Stored dataset items
##############################

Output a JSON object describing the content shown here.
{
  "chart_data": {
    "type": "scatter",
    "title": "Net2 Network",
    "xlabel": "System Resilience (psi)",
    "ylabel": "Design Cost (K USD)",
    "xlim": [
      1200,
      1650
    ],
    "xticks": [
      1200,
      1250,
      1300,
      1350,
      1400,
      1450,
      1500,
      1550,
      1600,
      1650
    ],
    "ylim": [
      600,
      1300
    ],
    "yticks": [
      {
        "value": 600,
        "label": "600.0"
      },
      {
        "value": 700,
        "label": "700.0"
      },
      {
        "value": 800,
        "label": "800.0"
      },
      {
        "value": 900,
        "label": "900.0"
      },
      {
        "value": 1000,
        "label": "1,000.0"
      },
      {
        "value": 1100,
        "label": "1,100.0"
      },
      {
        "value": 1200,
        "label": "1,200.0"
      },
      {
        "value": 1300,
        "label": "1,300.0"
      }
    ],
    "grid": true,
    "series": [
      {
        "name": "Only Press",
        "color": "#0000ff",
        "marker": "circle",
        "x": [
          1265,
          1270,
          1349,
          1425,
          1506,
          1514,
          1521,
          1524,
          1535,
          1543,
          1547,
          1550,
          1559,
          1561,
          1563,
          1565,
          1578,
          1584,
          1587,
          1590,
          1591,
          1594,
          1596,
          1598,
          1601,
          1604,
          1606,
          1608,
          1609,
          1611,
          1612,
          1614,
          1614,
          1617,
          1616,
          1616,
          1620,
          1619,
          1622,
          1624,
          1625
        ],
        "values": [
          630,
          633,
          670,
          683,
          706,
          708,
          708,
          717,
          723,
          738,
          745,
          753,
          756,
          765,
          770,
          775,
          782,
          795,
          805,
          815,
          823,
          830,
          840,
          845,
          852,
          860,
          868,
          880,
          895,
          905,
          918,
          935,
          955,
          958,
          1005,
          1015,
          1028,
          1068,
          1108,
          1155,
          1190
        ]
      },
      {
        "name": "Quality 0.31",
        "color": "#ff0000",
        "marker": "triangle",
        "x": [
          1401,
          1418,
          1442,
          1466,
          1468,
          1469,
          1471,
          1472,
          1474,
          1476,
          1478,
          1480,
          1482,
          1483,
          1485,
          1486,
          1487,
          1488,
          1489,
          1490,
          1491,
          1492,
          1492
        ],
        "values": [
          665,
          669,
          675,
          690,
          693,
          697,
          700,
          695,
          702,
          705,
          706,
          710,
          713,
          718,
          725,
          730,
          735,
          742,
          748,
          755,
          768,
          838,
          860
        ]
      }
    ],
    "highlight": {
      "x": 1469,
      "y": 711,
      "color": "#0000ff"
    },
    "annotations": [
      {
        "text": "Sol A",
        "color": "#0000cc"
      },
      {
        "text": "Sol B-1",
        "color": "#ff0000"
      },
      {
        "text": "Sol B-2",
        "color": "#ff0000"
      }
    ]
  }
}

##############################

## Stated exercise
Search the entries for the word "color" and pick out every line that holds it.

## Written solution
        "color": "#0000ff",
        "color": "#ff0000",
      "color": "#0000ff"
        "color": "#0000cc"
        "color": "#ff0000"
        "color": "#ff0000"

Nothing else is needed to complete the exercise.